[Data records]
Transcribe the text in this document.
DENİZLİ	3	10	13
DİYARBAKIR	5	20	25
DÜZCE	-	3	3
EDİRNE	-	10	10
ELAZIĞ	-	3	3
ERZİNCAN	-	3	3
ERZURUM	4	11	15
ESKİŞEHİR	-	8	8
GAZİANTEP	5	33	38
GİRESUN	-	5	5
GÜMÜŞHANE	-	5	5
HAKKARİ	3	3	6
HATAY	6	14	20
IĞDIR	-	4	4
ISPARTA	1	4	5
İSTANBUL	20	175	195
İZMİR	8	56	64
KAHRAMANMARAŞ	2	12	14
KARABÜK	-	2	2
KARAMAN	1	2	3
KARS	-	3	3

==

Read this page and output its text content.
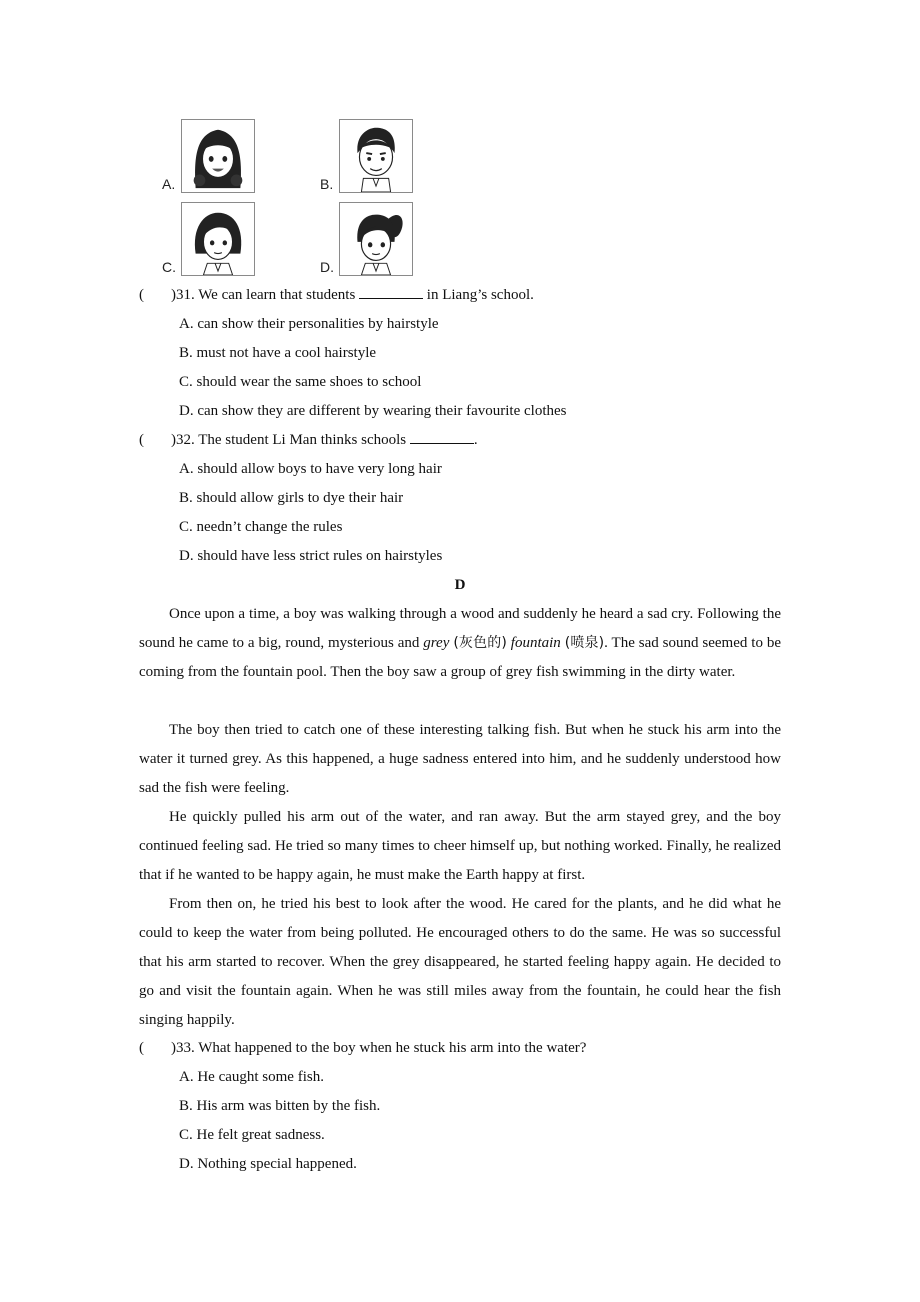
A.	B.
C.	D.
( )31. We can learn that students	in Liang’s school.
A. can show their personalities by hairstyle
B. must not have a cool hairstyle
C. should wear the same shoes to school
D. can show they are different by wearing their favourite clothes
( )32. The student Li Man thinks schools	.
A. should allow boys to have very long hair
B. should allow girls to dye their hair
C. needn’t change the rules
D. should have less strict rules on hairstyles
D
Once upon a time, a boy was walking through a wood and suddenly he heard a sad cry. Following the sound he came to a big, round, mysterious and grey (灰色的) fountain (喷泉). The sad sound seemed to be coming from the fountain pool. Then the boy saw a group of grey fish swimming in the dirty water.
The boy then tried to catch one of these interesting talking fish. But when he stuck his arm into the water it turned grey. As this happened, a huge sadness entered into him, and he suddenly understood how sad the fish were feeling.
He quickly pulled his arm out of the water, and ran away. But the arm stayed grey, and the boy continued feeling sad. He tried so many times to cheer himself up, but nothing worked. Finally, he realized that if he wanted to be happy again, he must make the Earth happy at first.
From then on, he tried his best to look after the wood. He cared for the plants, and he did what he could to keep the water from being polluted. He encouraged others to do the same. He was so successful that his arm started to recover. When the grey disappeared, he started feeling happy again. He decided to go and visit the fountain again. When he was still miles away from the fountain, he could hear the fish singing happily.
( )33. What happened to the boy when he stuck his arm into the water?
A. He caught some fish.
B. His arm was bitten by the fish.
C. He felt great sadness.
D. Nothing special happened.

## [REQUIRED WORK]
Where a line above contains the word "suddenly", copy that line.

## [PROBLEM SOLUTION]
Once upon a time, a boy was walking through a wood and suddenly he heard a sad cry. Following the sound he came to a big, round, mysterious and grey (灰色的) fountain (喷泉). The sad sound seemed to be coming from the fountain pool. Then the boy saw a group of grey fish swimming in the dirty water.
The boy then tried to catch one of these interesting talking fish. But when he stuck his arm into the water it turned grey. As this happened, a huge sadness entered into him, and he suddenly understood how sad the fish were feeling.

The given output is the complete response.